--- Task data ---
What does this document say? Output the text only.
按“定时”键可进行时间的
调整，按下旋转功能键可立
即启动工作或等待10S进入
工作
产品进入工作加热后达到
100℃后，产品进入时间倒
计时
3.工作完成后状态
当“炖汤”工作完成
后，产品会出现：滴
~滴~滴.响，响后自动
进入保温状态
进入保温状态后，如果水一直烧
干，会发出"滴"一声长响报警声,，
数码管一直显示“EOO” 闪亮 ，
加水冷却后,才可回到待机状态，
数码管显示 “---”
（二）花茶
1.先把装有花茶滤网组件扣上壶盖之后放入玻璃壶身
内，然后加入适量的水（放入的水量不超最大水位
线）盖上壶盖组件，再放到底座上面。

--- Your instructions ---
Type the whole listing again, unaltered.

--- Answer to the task ---
What does this document say? Output the text only.
按“定时”键可进行时间的
调整，按下旋转功能键可立
即启动工作或等待10S进入
工作
产品进入工作加热后达到
100℃后，产品进入时间倒
计时
3.工作完成后状态
当“炖汤”工作完成
后，产品会出现：滴
~滴~滴.响，响后自动
进入保温状态
进入保温状态后，如果水一直烧
干，会发出"滴"一声长响报警声,，
数码管一直显示“EOO” 闪亮 ，
加水冷却后,才可回到待机状态，
数码管显示 “---”
（二）花茶
1.先把装有花茶滤网组件扣上壶盖之后放入玻璃壶身
内，然后加入适量的水（放入的水量不超最大水位
线）盖上壶盖组件，再放到底座上面。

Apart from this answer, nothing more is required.